Records from a data collection:
--------

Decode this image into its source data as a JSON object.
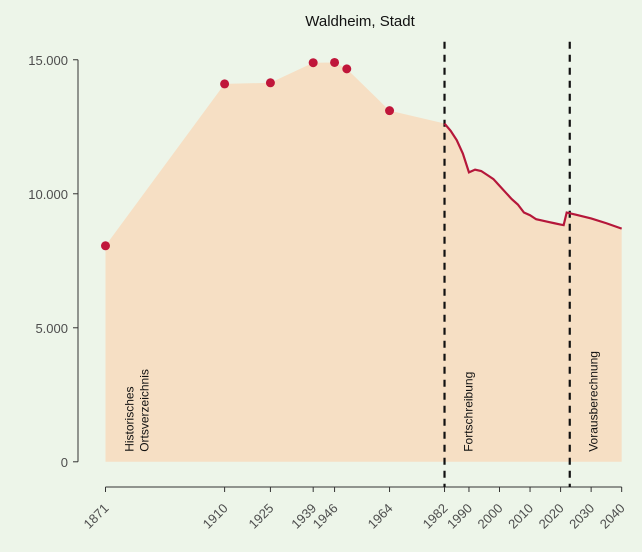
{
  "chart_data": {
    "type": "area-line",
    "title": "Waldheim, Stadt",
    "series": [
      {
        "x": [
          1871,
          1910,
          1925,
          1939,
          1946,
          1950,
          1964
        ],
        "values": [
          8060,
          14100,
          14140,
          14890,
          14900,
          14660,
          13100
        ],
        "color": "#c0163a"
      },
      {
        "x": [
          1982,
          1984,
          1986,
          1988,
          1990,
          1992,
          1994,
          1996,
          1998,
          2000,
          2002,
          2004,
          2006,
          2008,
          2010,
          2012,
          2014,
          2016,
          2018,
          2020,
          2021,
          2022,
          2025,
          2030,
          2035,
          2040
        ],
        "values": [
          12620,
          12350,
          12000,
          11500,
          10800,
          10900,
          10850,
          10700,
          10550,
          10300,
          10050,
          9800,
          9600,
          9300,
          9200,
          9050,
          9000,
          8950,
          8900,
          8850,
          8830,
          9300,
          9220,
          9080,
          8900,
          8700
        ],
        "color": "#b5173a"
      }
    ],
    "area_color": "#f6dfc4",
    "vlines": [
      1982,
      2023
    ],
    "annotations": [
      {
        "x": 1871,
        "lines": [
          "Historisches",
          "Ortsverzeichnis"
        ]
      },
      {
        "x": 1982,
        "lines": [
          "Fortschreibung"
        ]
      },
      {
        "x": 2023,
        "lines": [
          "Vorausberechnung"
        ]
      }
    ],
    "xlim": [
      1862,
      2046
    ],
    "xticks": [
      1871,
      1910,
      1925,
      1939,
      1946,
      1964,
      1982,
      1990,
      2000,
      2010,
      2020,
      2030,
      2040
    ],
    "ylim": [
      -1500,
      15700
    ],
    "yticks": [
      0,
      {
        "value": 5000,
        "label": "5.000"
      },
      {
        "value": 10000,
        "label": "10.000"
      },
      {
        "value": 15000,
        "label": "15.000"
      }
    ]
  }
}
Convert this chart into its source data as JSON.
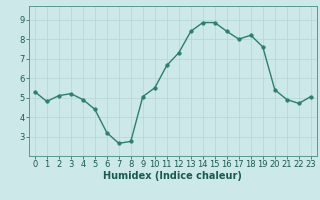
{
  "x": [
    0,
    1,
    2,
    3,
    4,
    5,
    6,
    7,
    8,
    9,
    10,
    11,
    12,
    13,
    14,
    15,
    16,
    17,
    18,
    19,
    20,
    21,
    22,
    23
  ],
  "y": [
    5.3,
    4.8,
    5.1,
    5.2,
    4.9,
    4.4,
    3.2,
    2.65,
    2.75,
    5.05,
    5.5,
    6.65,
    7.3,
    8.4,
    8.85,
    8.85,
    8.4,
    8.0,
    8.2,
    7.6,
    5.4,
    4.9,
    4.7,
    5.05
  ],
  "line_color": "#2e7d6e",
  "marker": "o",
  "markersize": 2.5,
  "linewidth": 1.0,
  "xlabel": "Humidex (Indice chaleur)",
  "xlim": [
    -0.5,
    23.5
  ],
  "ylim": [
    2.0,
    9.7
  ],
  "yticks": [
    3,
    4,
    5,
    6,
    7,
    8,
    9
  ],
  "xticks": [
    0,
    1,
    2,
    3,
    4,
    5,
    6,
    7,
    8,
    9,
    10,
    11,
    12,
    13,
    14,
    15,
    16,
    17,
    18,
    19,
    20,
    21,
    22,
    23
  ],
  "bg_color": "#cde8e8",
  "grid_color": "#b5d5d5",
  "axis_color": "#5a9a8a",
  "label_color": "#1a5a50",
  "xlabel_fontsize": 7,
  "tick_fontsize": 6
}
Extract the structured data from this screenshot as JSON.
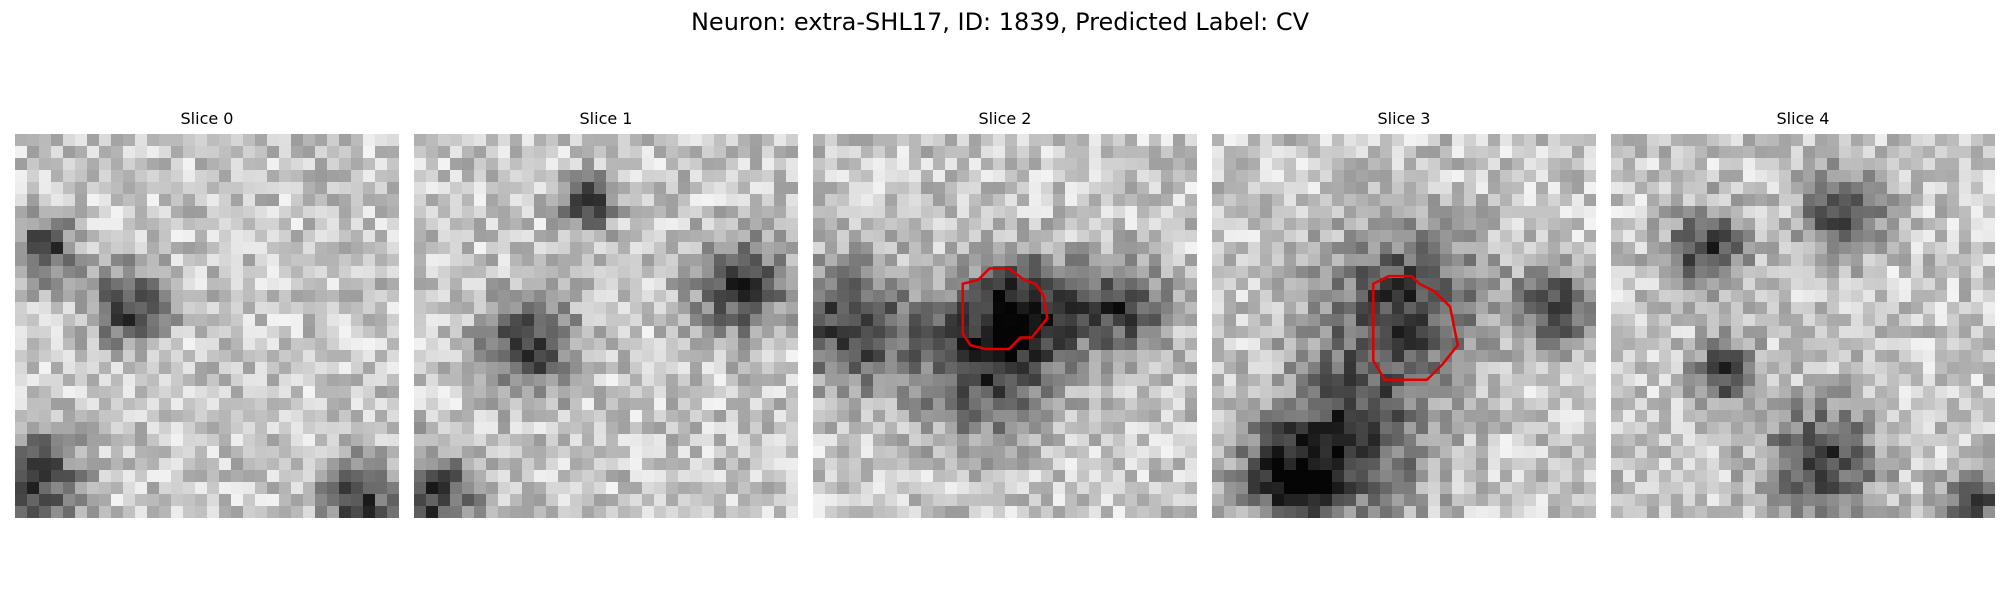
{
  "figure": {
    "title": "Neuron: extra-SHL17, ID: 1839, Predicted Label: CV",
    "outline_color": "#e00000"
  },
  "slices": [
    {
      "label": "Slice 0",
      "seed": 11,
      "has_outline": false,
      "dark_regions": [
        [
          0.05,
          0.9,
          0.12
        ],
        [
          0.3,
          0.45,
          0.1
        ],
        [
          0.9,
          0.95,
          0.1
        ],
        [
          0.08,
          0.3,
          0.08
        ]
      ]
    },
    {
      "label": "Slice 1",
      "seed": 23,
      "has_outline": false,
      "dark_regions": [
        [
          0.05,
          0.95,
          0.12
        ],
        [
          0.85,
          0.4,
          0.12
        ],
        [
          0.45,
          0.18,
          0.07
        ],
        [
          0.3,
          0.55,
          0.12
        ]
      ]
    },
    {
      "label": "Slice 2",
      "seed": 37,
      "has_outline": true,
      "dark_regions": [
        [
          0.1,
          0.5,
          0.16
        ],
        [
          0.45,
          0.6,
          0.18
        ],
        [
          0.8,
          0.45,
          0.12
        ],
        [
          0.55,
          0.45,
          0.14
        ]
      ]
    },
    {
      "label": "Slice 3",
      "seed": 41,
      "has_outline": true,
      "dark_regions": [
        [
          0.35,
          0.8,
          0.2
        ],
        [
          0.5,
          0.45,
          0.2
        ],
        [
          0.9,
          0.45,
          0.1
        ],
        [
          0.2,
          0.9,
          0.12
        ]
      ]
    },
    {
      "label": "Slice 4",
      "seed": 53,
      "has_outline": false,
      "dark_regions": [
        [
          0.6,
          0.2,
          0.1
        ],
        [
          0.25,
          0.3,
          0.1
        ],
        [
          0.55,
          0.85,
          0.14
        ],
        [
          0.95,
          0.95,
          0.08
        ],
        [
          0.3,
          0.62,
          0.08
        ]
      ]
    }
  ]
}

--------

Job
Copy all the records above exactly, but leave out the pictures.

Task response
Decode this image into its source data as a JSON object.
{
  "chart_data": {
    "type": "area-line",
    "title": "Waldheim, Stadt",
    "series": [
      {
        "x": [
          1871,
          1910,
          1925,
          1939,
          1946,
          1950,
          1964
        ],
        "values": [
          8060,
          14100,
          14140,
          14890,
          14900,
          14660,
          13100
        ],
        "color": "#c0163a"
      },
      {
        "x": [
          1982,
          1984,
          1986,
          1988,
          1990,
          1992,
          1994,
          1996,
          1998,
          2000,
          2002,
          2004,
          2006,
          2008,
          2010,
          2012,
          2014,
          2016,
          2018,
          2020,
          2021,
          2022,
          2025,
          2030,
          2035,
          2040
        ],
        "values": [
          12620,
          12350,
          12000,
          11500,
          10800,
          10900,
          10850,
          10700,
          10550,
          10300,
          10050,
          9800,
          9600,
          9300,
          9200,
          9050,
          9000,
          8950,
          8900,
          8850,
          8830,
          9300,
          9220,
          9080,
          8900,
          8700
        ],
        "color": "#b5173a"
      }
    ],
    "area_color": "#f6dfc4",
    "vlines": [
      1982,
      2023
    ],
    "annotations": [
      {
        "x": 1871,
        "lines": [
          "Historisches",
          "Ortsverzeichnis"
        ]
      },
      {
        "x": 1982,
        "lines": [
          "Fortschreibung"
        ]
      },
      {
        "x": 2023,
        "lines": [
          "Vorausberechnung"
        ]
      }
    ],
    "xlim": [
      1862,
      2046
    ],
    "xticks": [
      1871,
      1910,
      1925,
      1939,
      1946,
      1964,
      1982,
      1990,
      2000,
      2010,
      2020,
      2030,
      2040
    ],
    "ylim": [
      -1500,
      15700
    ],
    "yticks": [
      0,
      {
        "value": 5000,
        "label": "5.000"
      },
      {
        "value": 10000,
        "label": "10.000"
      },
      {
        "value": 15000,
        "label": "15.000"
      }
    ]
  }
}
Convert this chart into its source data as JSON.
{
  "x": [
    0,
    1,
    2,
    3,
    4,
    5,
    6,
    7,
    8,
    9,
    10,
    11,
    12,
    13,
    14,
    15,
    16,
    17,
    18,
    19,
    20,
    21,
    22,
    23
  ],
  "y": [
    5.3,
    4.8,
    5.1,
    5.2,
    4.9,
    4.4,
    3.2,
    2.65,
    2.75,
    5.05,
    5.5,
    6.65,
    7.3,
    8.4,
    8.85,
    8.85,
    8.4,
    8.0,
    8.2,
    7.6,
    5.4,
    4.9,
    4.7,
    5.05
  ],
  "line_color": "#2e7d6e",
  "marker": "o",
  "markersize": 2.5,
  "linewidth": 1.0,
  "xlabel": "Humidex (Indice chaleur)",
  "xlim": [
    -0.5,
    23.5
  ],
  "ylim": [
    2.0,
    9.7
  ],
  "yticks": [
    3,
    4,
    5,
    6,
    7,
    8,
    9
  ],
  "xticks": [
    0,
    1,
    2,
    3,
    4,
    5,
    6,
    7,
    8,
    9,
    10,
    11,
    12,
    13,
    14,
    15,
    16,
    17,
    18,
    19,
    20,
    21,
    22,
    23
  ],
  "bg_color": "#cde8e8",
  "grid_color": "#b5d5d5",
  "axis_color": "#5a9a8a",
  "label_color": "#1a5a50",
  "xlabel_fontsize": 7,
  "tick_fontsize": 6
}
Extract the structured data from this screenshot as JSON.
{
  "figure": {
    "title": "Neuron: extra-SHL17, ID: 1839, Predicted Label: CV",
    "outline_color": "#e00000"
  },
  "slices": [
    {
      "label": "Slice 0",
      "seed": 11,
      "has_outline": false,
      "dark_regions": [
        [
          0.05,
          0.9,
          0.12
        ],
        [
          0.3,
          0.45,
          0.1
        ],
        [
          0.9,
          0.95,
          0.1
        ],
        [
          0.08,
          0.3,
          0.08
        ]
      ]
    },
    {
      "label": "Slice 1",
      "seed": 23,
      "has_outline": false,
      "dark_regions": [
        [
          0.05,
          0.95,
          0.12
        ],
        [
          0.85,
          0.4,
          0.12
        ],
        [
          0.45,
          0.18,
          0.07
        ],
        [
          0.3,
          0.55,
          0.12
        ]
      ]
    },
    {
      "label": "Slice 2",
      "seed": 37,
      "has_outline": true,
      "dark_regions": [
        [
          0.1,
          0.5,
          0.16
        ],
        [
          0.45,
          0.6,
          0.18
        ],
        [
          0.8,
          0.45,
          0.12
        ],
        [
          0.55,
          0.45,
          0.14
        ]
      ]
    },
    {
      "label": "Slice 3",
      "seed": 41,
      "has_outline": true,
      "dark_regions": [
        [
          0.35,
          0.8,
          0.2
        ],
        [
          0.5,
          0.45,
          0.2
        ],
        [
          0.9,
          0.45,
          0.1
        ],
        [
          0.2,
          0.9,
          0.12
        ]
      ]
    },
    {
      "label": "Slice 4",
      "seed": 53,
      "has_outline": false,
      "dark_regions": [
        [
          0.6,
          0.2,
          0.1
        ],
        [
          0.25,
          0.3,
          0.1
        ],
        [
          0.55,
          0.85,
          0.14
        ],
        [
          0.95,
          0.95,
          0.08
        ],
        [
          0.3,
          0.62,
          0.08
        ]
      ]
    }
  ]
}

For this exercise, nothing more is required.